WHAT THE TASK REQUIRES:
State how many lines contain the string "drift", and write nothing else.

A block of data

########################################

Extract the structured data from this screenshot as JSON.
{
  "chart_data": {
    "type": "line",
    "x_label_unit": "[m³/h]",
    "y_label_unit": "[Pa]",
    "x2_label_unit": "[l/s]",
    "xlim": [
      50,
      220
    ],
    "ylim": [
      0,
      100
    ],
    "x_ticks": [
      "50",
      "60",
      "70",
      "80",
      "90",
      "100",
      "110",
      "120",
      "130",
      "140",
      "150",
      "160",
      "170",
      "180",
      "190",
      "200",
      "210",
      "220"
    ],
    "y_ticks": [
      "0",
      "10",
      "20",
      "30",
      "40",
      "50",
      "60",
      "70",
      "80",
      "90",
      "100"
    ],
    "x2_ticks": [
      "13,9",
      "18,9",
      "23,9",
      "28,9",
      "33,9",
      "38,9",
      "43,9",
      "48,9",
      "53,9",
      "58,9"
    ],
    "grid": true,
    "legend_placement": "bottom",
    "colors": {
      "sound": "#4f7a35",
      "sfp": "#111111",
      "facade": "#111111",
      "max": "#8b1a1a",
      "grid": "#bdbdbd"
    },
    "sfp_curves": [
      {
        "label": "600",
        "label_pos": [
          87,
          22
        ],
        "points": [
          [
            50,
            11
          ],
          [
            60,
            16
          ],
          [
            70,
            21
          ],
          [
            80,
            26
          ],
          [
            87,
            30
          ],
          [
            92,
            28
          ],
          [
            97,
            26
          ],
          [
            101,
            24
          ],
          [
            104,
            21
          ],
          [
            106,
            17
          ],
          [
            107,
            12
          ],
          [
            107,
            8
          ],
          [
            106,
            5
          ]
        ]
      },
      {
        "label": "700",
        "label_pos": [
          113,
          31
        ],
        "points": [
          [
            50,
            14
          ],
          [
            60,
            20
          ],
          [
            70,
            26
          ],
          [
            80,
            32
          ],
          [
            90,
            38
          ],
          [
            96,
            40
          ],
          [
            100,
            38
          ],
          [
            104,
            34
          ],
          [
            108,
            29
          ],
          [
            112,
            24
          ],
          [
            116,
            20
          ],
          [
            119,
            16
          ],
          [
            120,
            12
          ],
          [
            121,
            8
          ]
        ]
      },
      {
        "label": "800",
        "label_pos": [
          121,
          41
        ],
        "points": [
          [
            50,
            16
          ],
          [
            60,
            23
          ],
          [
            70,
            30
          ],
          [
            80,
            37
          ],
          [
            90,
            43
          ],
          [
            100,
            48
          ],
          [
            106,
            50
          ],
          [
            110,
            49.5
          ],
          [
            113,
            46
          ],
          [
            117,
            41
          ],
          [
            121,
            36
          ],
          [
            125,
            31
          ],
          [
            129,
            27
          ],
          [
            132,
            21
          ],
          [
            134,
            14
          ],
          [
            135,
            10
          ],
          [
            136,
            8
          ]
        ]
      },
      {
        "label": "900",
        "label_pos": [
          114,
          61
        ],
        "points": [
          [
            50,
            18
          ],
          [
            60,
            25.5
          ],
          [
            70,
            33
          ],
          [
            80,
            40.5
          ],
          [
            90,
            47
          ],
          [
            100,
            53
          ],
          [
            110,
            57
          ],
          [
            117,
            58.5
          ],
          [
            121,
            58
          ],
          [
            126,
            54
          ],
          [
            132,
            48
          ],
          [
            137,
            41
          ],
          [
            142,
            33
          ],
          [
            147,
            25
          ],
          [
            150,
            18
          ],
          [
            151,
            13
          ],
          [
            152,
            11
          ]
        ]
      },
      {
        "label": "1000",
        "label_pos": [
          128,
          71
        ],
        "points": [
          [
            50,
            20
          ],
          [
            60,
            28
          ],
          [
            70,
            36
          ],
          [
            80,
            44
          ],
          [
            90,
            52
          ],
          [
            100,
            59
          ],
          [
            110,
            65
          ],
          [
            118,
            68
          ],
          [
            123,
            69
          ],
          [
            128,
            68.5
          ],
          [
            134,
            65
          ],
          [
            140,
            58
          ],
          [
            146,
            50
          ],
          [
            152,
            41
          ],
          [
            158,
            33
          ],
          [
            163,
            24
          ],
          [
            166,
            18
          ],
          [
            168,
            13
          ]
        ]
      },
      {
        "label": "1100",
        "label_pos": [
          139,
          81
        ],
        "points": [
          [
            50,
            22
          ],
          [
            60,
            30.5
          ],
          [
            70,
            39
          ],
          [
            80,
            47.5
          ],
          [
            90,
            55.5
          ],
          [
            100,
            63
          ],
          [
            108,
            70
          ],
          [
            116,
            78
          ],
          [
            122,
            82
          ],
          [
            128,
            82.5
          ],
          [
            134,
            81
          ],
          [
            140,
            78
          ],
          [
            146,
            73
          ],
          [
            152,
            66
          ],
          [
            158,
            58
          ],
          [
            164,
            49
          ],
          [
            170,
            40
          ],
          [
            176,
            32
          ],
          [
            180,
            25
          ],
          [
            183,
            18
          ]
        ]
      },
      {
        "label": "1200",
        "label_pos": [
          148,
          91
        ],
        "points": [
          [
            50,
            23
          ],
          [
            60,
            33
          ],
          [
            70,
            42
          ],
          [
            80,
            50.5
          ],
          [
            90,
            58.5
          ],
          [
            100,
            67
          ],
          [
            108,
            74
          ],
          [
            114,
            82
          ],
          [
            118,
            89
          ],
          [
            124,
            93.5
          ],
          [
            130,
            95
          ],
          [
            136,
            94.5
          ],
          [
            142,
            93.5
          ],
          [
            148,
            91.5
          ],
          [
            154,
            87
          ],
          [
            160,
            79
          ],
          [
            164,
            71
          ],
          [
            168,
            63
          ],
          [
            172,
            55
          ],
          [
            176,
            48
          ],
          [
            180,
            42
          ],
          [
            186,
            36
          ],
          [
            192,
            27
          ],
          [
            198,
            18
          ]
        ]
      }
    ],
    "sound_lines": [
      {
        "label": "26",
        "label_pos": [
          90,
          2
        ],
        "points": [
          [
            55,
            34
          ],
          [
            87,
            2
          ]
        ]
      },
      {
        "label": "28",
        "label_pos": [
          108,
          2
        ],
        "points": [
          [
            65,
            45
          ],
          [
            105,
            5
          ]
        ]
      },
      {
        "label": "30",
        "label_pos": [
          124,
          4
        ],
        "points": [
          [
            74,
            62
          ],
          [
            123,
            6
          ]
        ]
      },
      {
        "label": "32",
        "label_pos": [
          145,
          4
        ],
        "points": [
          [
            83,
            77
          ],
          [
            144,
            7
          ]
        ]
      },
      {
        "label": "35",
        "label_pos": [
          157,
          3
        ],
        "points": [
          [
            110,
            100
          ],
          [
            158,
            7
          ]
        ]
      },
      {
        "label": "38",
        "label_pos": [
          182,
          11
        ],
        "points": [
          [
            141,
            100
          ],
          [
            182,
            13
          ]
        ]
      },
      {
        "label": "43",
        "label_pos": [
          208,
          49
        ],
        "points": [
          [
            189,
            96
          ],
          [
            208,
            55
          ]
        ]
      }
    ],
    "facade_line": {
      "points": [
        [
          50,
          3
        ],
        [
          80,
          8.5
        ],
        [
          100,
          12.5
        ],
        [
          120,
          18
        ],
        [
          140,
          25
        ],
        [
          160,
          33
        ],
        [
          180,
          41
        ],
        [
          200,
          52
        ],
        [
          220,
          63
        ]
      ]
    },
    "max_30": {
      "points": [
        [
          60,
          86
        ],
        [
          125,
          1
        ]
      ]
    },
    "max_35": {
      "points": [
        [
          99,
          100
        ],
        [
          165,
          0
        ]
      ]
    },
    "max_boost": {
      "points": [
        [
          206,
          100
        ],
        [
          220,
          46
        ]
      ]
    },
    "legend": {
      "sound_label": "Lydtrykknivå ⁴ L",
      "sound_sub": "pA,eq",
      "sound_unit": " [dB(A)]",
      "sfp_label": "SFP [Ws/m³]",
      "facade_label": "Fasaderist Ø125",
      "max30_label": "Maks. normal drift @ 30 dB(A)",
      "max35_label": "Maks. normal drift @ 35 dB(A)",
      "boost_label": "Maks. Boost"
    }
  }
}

########################################

ANSWER:
2